■ **What the task requires**
Reproduce the records from the line containing "text-line: A. 就对了" through the line containing "text-line: B：～可惜没如果: [8, 415, 510, 434]", both included, swapping "答题人" for "考生" and leaving everything else unchanged.

■ **Extracted records**
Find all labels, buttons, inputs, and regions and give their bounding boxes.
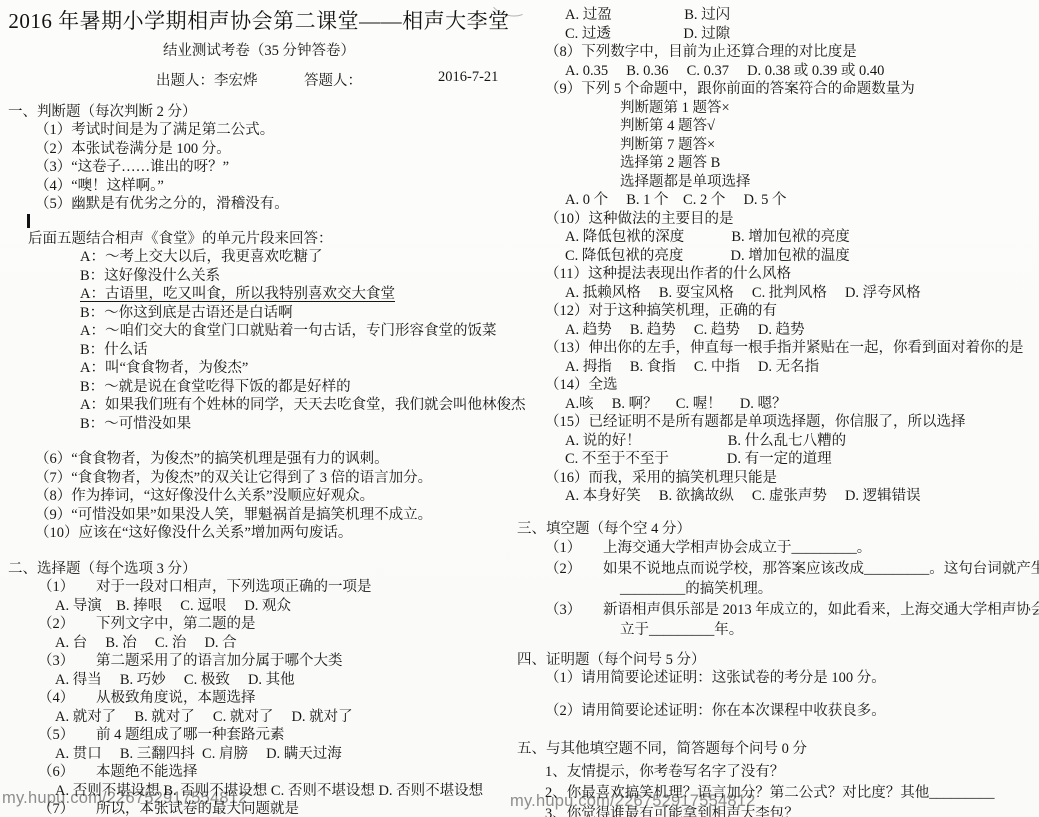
text-line: A. 就对了 B. 就对了 C. 就对了 D. 就对了: [8, 708, 510, 727]
text-line: B：～你这到底是古语还是白话啊: [8, 304, 510, 323]
text-line: （5） 前 4 题组成了哪一种套路元素: [8, 726, 510, 745]
text-line: 判断第 7 题答×: [517, 136, 1039, 155]
exam-subtitle: 结业测试考卷（35 分钟答卷）: [8, 42, 510, 61]
text-line: A. 说的好！ B. 什么乱七八糟的: [517, 432, 1039, 451]
text-line: （6） 本题绝不能选择: [8, 763, 510, 782]
text-line: A. 台 B. 冶 C. 治 D. 合: [8, 634, 510, 653]
judge-items: （1）考试时间是为了满足第二公式。（2）本张试卷满分是 100 分。（3）“这卷…: [8, 121, 510, 214]
exam-answerer: 答题人：: [304, 69, 362, 90]
text-line: （1）考试时间是为了满足第二公式。: [8, 121, 510, 140]
choice-questions-continued: A. 过盈 B. 过闪C. 过透 D. 过隙（8）下列数字中，目前为止还算合理的…: [517, 6, 1039, 506]
fill-items: （1） 上海交通大学相声协会成立于_________。（2） 如果不说地点而说学…: [517, 538, 1039, 641]
text-line: B：～可惜没如果: [8, 415, 510, 434]
text-line: A. 0.35 B. 0.36 C. 0.37 D. 0.38 或 0.39 或…: [517, 62, 1039, 81]
text-line: （2） 下列文字中，第二题的是: [8, 615, 510, 634]
page-title: 2016 年暑期小学期相声协会第二课堂——相声大李堂: [8, 6, 510, 36]
exam-date: 2016-7-21: [438, 69, 498, 86]
text-line: 选择题都是单项选择: [517, 173, 1039, 192]
text-line: （10）这种做法的主要目的是: [517, 210, 1039, 229]
text-line: B：～就是说在食堂吃得下饭的都是好样的: [8, 378, 510, 397]
section-judge-heading: 一、判断题（每次判断 2 分）: [8, 103, 510, 122]
proof-items: （1）请用简要论述证明：这张试卷的考分是 100 分。（2）请用简要论述证明：你…: [517, 669, 1039, 720]
text-line: C. 过透 D. 过隙: [517, 25, 1039, 44]
text-line: （10）应该在“这好像没什么关系”增加两句废话。: [8, 524, 510, 543]
text-line: A. 抵赖风格 B. 耍宝风格 C. 批判风格 D. 浮夸风格: [517, 284, 1039, 303]
text-line: （14）全选: [517, 376, 1039, 395]
text-line: A：如果我们班有个姓林的同学，天天去吃食堂，我们就会叫他林俊杰: [8, 396, 510, 415]
text-line: 判断第 4 题答√: [517, 117, 1039, 136]
text-line: （6）“食食物者，为俊杰”的搞笑机理是强有力的讽刺。: [8, 450, 510, 469]
text-line: A.咳 B. 啊？ C. 喔！ D. 嗯？: [517, 395, 1039, 414]
section-short-heading: 五、与其他填空题不同，简答题每个问号 0 分: [517, 740, 1039, 759]
text-line: _________的搞笑机理。: [517, 579, 1039, 600]
text-line: A. 否则不堪设想 B. 否则不堪设想 C. 否则不堪设想 D. 否则不堪设想: [8, 782, 510, 801]
text-line: （9）下列 5 个命题中，跟你前面的答案符合的命题数量为: [517, 80, 1039, 99]
right-column: A. 过盈 B. 过闪C. 过透 D. 过隙（8）下列数字中，目前为止还算合理的…: [517, 6, 1039, 817]
text-line: A. 拇指 B. 食指 C. 中指 D. 无名指: [517, 358, 1039, 377]
text-line: （15）已经证明不是所有题都是单项选择题，你信服了，所以选择: [517, 413, 1039, 432]
text-line: C. 降低包袱的亮度 D. 增加包袱的温度: [517, 247, 1039, 266]
text-line: （2）请用简要论述证明：你在本次课程中收获良多。: [517, 702, 1039, 721]
text-line: 立于_________年。: [517, 620, 1039, 641]
text-line: （8）作为捧词，“这好像没什么关系”没顺应好观众。: [8, 487, 510, 506]
text-line: （7）“食食物者，为俊杰”的双关让它得到了 3 倍的语言加分。: [8, 469, 510, 488]
text-line: A. 本身好笑 B. 欲擒故纵 C. 虚张声势 D. 逻辑错误: [517, 487, 1039, 506]
text-line: （4） 从极致角度说，本题选择: [8, 689, 510, 708]
text-line: （1） 对于一段对口相声，下列选项正确的一项是: [8, 578, 510, 597]
text-line: 3、你觉得谁最有可能拿到相声大李包？: [517, 804, 1039, 817]
text-line: 1、友情提示，你考卷写名字了没有？: [517, 762, 1039, 783]
text-line: B：这好像没什么关系: [8, 267, 510, 286]
section-choice-heading: 二、选择题（每个选项 3 分）: [8, 560, 510, 579]
text-line: （4）“噢！这样啊。”: [8, 177, 510, 196]
text-line: （3）“这卷子……谁出的呀？”: [8, 158, 510, 177]
text-line: A. 0 个 B. 1 个 C. 2 个 D. 5 个: [517, 191, 1039, 210]
section-proof-heading: 四、证明题（每个问号 5 分）: [517, 651, 1039, 670]
text-line: C. 不至于不至于 D. 有一定的道理: [517, 450, 1039, 469]
dialogue-intro: 后面五题结合相声《食堂》的单元片段来回答：: [8, 230, 510, 249]
text-line: （3） 第二题采用了的语言加分属于哪个大类: [8, 652, 510, 671]
exam-paper-document: 2016 年暑期小学期相声协会第二课堂——相声大李堂 结业测试考卷（35 分钟答…: [0, 0, 1039, 817]
cursor-line: [8, 214, 510, 230]
text-line: （2）本张试卷满分是 100 分。: [8, 140, 510, 159]
text-line: （1） 上海交通大学相声协会成立于_________。: [517, 538, 1039, 559]
section-fill-heading: 三、填空题（每个空 4 分）: [517, 520, 1039, 539]
text-line: （16）而我，采用的搞笑机理只能是: [517, 469, 1039, 488]
text-caret: [27, 214, 30, 228]
text-line: A：叫“食食物者，为俊杰”: [8, 359, 510, 378]
text-line: （3） 新语相声俱乐部是 2013 年成立的，如此看来，上海交通大学相声协会到底…: [517, 600, 1039, 621]
text-line: A：古语里，吃又叫食，所以我特别喜欢交大食堂: [8, 285, 510, 304]
choice-questions: （1） 对于一段对口相声，下列选项正确的一项是A. 导演 B. 捧哏 C. 逗哏…: [8, 578, 510, 817]
text-line: 2、你最喜欢搞笑机理？语言加分？第二公式？对比度？其他_________: [517, 783, 1039, 804]
text-line: （1）请用简要论述证明：这张试卷的考分是 100 分。: [517, 669, 1039, 688]
text-line: （5）幽默是有优劣之分的，滑稽没有。: [8, 195, 510, 214]
text-line: A. 过盈 B. 过闪: [517, 6, 1039, 25]
exam-setter: 出题人：李宏烨: [156, 69, 258, 90]
text-line: （2） 如果不说地点而说学校，那答案应该改成_________。这句台词就产生了: [517, 559, 1039, 580]
text-line: A. 得当 B. 巧妙 C. 极致 D. 其他: [8, 671, 510, 690]
text-line: B：什么话: [8, 341, 510, 360]
dialogue-block: A：～考上交大以后，我更喜欢吃糖了B：这好像没什么关系A：古语里，吃又叫食，所以…: [8, 248, 510, 433]
short-items: 1、友情提示，你考卷写名字了没有？2、你最喜欢搞笑机理？语言加分？第二公式？对比…: [517, 762, 1039, 817]
text-line: （7） 所以，本张试卷的最大问题就是: [8, 800, 510, 817]
judge-items-2: （6）“食食物者，为俊杰”的搞笑机理是强有力的讽刺。（7）“食食物者，为俊杰”的…: [8, 450, 510, 543]
text-line: 选择第 2 题答 B: [517, 154, 1039, 173]
text-line: A：～咱们交大的食堂门口就贴着一句古话，专门形容食堂的饭菜: [8, 322, 510, 341]
text-line: （13）伸出你的左手，伸直每一根手指并紧贴在一起，你看到面对着你的是: [517, 339, 1039, 358]
text-line: A. 降低包袱的深度 B. 增加包袱的亮度: [517, 228, 1039, 247]
text-line: （11）这种提法表现出作者的什么风格: [517, 265, 1039, 284]
text-line: （9）“可惜没如果”如果没人笑，罪魁祸首是搞笑机理不成立。: [8, 506, 510, 525]
text-line: （8）下列数字中，目前为止还算合理的对比度是: [517, 43, 1039, 62]
text-line: （12）对于这种搞笑机理，正确的有: [517, 302, 1039, 321]
text-line: 判断题第 1 题答×: [517, 99, 1039, 118]
text-line: A. 贯口 B. 三翻四抖 C. 肩膀 D. 瞒天过海: [8, 745, 510, 764]
exam-meta-row: 出题人：李宏烨 答题人： 2016-7-21: [8, 69, 510, 91]
left-column: 2016 年暑期小学期相声协会第二课堂——相声大李堂 结业测试考卷（35 分钟答…: [8, 0, 510, 817]
text-line: A. 趋势 B. 趋势 C. 趋势 D. 趋势: [517, 321, 1039, 340]
text-line: A：～考上交大以后，我更喜欢吃糖了: [8, 248, 510, 267]
text-line: A. 导演 B. 捧哏 C. 逗哏 D. 观众: [8, 597, 510, 616]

■ **Response to this task**
text-line: A. 就对了 B. 就对了 C. 就对了 D. 就对了: [8, 708, 510, 727]
text-line: B：～你这到底是古语还是白话啊: [8, 304, 510, 323]
text-line: （5） 前 4 题组成了哪一种套路元素: [8, 726, 510, 745]
text-line: 判断第 7 题答×: [517, 136, 1039, 155]
exam-subtitle: 结业测试考卷（35 分钟答卷）: [8, 42, 510, 61]
text-line: A. 说的好！ B. 什么乱七八糟的: [517, 432, 1039, 451]
text-line: （6） 本题绝不能选择: [8, 763, 510, 782]
text-line: A. 台 B. 冶 C. 治 D. 合: [8, 634, 510, 653]
judge-items: （1）考试时间是为了满足第二公式。（2）本张试卷满分是 100 分。（3）“这卷…: [8, 121, 510, 214]
exam-answerer: 考生：: [304, 69, 362, 90]
text-line: （1）考试时间是为了满足第二公式。: [8, 121, 510, 140]
choice-questions-continued: A. 过盈 B. 过闪C. 过透 D. 过隙（8）下列数字中，目前为止还算合理的…: [517, 6, 1039, 506]
fill-items: （1） 上海交通大学相声协会成立于_________。（2） 如果不说地点而说学…: [517, 538, 1039, 641]
text-line: B：～可惜没如果: [8, 415, 510, 434]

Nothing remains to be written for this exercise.